→ **JOB**: Output as a JSON list of strings the lines of the material from the line with "Annotate this image: element" up to and including the line with "- candle-body: [201, 179, 209, 189]", one string per line, with blank lines left out.

→ **RECORDS**:
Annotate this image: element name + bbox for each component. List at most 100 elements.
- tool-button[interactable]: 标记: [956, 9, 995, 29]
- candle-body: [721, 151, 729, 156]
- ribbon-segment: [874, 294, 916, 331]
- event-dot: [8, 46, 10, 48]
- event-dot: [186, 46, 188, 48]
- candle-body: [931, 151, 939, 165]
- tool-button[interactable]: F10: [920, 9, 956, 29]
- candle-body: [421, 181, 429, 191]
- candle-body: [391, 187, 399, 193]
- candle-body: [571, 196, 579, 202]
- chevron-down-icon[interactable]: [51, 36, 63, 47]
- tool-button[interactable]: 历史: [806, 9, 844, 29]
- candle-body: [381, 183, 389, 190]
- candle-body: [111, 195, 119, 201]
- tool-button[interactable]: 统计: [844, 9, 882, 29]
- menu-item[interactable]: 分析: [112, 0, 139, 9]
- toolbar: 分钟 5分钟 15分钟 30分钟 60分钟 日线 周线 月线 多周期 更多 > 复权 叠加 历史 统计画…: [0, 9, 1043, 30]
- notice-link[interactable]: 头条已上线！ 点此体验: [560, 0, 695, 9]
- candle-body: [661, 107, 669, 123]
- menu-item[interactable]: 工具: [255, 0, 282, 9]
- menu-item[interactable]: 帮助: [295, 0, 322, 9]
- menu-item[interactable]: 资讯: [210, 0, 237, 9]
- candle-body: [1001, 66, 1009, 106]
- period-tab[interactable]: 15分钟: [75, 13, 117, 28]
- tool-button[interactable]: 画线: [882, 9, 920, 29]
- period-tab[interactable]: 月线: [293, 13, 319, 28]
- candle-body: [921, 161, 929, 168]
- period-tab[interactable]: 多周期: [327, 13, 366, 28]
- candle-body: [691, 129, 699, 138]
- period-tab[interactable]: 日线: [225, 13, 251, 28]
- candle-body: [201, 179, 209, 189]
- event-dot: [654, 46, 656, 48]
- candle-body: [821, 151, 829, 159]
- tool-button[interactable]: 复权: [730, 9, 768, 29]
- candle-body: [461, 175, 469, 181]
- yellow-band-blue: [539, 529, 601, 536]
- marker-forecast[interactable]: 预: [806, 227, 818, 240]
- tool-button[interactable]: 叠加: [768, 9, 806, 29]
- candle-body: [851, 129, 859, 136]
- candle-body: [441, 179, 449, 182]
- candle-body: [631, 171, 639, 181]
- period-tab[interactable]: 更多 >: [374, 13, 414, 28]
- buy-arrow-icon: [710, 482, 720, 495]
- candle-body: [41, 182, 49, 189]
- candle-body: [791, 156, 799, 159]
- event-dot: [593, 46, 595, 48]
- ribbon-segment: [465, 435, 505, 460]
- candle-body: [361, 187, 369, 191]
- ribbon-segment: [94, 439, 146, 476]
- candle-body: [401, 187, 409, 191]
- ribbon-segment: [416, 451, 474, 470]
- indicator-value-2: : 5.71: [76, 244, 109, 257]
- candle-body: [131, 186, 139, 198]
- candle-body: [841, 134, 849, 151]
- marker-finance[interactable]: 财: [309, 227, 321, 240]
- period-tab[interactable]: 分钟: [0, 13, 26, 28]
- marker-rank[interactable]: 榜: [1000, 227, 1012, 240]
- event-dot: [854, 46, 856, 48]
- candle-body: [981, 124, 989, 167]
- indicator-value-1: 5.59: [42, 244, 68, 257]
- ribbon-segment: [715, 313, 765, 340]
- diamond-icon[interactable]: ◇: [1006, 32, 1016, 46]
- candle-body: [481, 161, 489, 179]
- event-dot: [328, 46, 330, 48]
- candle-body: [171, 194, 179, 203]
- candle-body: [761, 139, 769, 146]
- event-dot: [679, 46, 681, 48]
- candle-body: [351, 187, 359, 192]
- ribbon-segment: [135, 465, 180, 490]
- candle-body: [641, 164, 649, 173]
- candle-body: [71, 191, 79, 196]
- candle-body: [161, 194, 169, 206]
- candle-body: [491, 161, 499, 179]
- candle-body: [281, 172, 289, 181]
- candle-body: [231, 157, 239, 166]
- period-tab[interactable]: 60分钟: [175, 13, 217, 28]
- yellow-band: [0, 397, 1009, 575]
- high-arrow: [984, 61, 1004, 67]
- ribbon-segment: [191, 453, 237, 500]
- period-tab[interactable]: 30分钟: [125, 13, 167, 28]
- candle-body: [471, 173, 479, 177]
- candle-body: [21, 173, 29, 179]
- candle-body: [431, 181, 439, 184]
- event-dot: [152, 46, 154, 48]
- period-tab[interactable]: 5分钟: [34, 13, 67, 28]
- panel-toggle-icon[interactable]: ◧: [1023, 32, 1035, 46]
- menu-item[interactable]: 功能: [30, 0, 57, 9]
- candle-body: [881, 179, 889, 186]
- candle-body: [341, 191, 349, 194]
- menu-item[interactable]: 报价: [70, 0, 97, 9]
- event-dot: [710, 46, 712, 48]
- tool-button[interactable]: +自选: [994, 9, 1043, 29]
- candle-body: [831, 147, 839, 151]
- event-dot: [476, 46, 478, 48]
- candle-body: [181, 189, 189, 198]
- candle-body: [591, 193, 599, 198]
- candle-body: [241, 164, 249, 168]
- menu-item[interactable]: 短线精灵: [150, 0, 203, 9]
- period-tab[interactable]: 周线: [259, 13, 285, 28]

...

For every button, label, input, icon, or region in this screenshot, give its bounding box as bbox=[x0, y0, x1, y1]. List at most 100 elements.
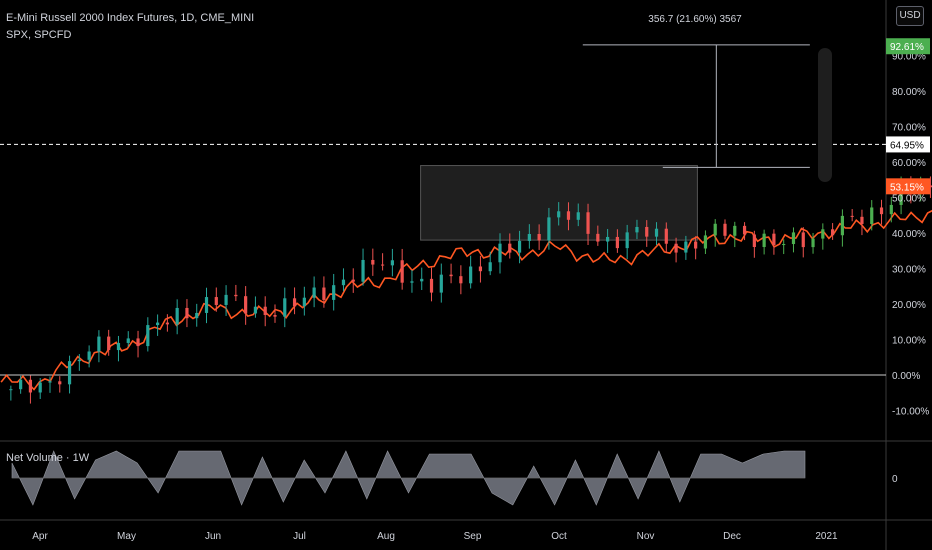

→ **CORRECT ANSWER**:
[
  "Annotate this image: element name + bbox for each component. List at most 100 elements.",
  "- tool-button[interactable]: 标记: [956, 9, 995, 29]",
  "- candle-body: [721, 151, 729, 156]",
  "- ribbon-segment: [874, 294, 916, 331]",
  "- event-dot: [8, 46, 10, 48]",
  "- event-dot: [186, 46, 188, 48]",
  "- candle-body: [931, 151, 939, 165]",
  "- tool-button[interactable]: F10: [920, 9, 956, 29]",
  "- candle-body: [421, 181, 429, 191]",
  "- candle-body: [391, 187, 399, 193]",
  "- candle-body: [571, 196, 579, 202]",
  "- chevron-down-icon[interactable]: [51, 36, 63, 47]",
  "- tool-button[interactable]: 历史: [806, 9, 844, 29]",
  "- candle-body: [381, 183, 389, 190]",
  "- candle-body: [111, 195, 119, 201]",
  "- tool-button[interactable]: 统计: [844, 9, 882, 29]",
  "- menu-item[interactable]: 分析: [112, 0, 139, 9]",
  "- toolbar: 分钟 5分钟 15分钟 30分钟 60分钟 日线 周线 月线 多周期 更多 > 复权 叠加 历史 统计画…: [0, 9, 1043, 30]",
  "- notice-link[interactable]: 头条已上线！ 点此体验: [560, 0, 695, 9]",
  "- candle-body: [661, 107, 669, 123]",
  "- menu-item[interactable]: 工具: [255, 0, 282, 9]",
  "- menu-item[interactable]: 帮助: [295, 0, 322, 9]",
  "- menu-item[interactable]: 资讯: [210, 0, 237, 9]",
  "- candle-body: [1001, 66, 1009, 106]",
  "- period-tab[interactable]: 15分钟: [75, 13, 117, 28]",
  "- tool-button[interactable]: 画线: [882, 9, 920, 29]",
  "- period-tab[interactable]: 月线: [293, 13, 319, 28]",
  "- candle-body: [921, 161, 929, 168]",
  "- period-tab[interactable]: 多周期: [327, 13, 366, 28]",
  "- candle-body: [691, 129, 699, 138]",
  "- period-tab[interactable]: 日线: [225, 13, 251, 28]",
  "- candle-body: [201, 179, 209, 189]"
]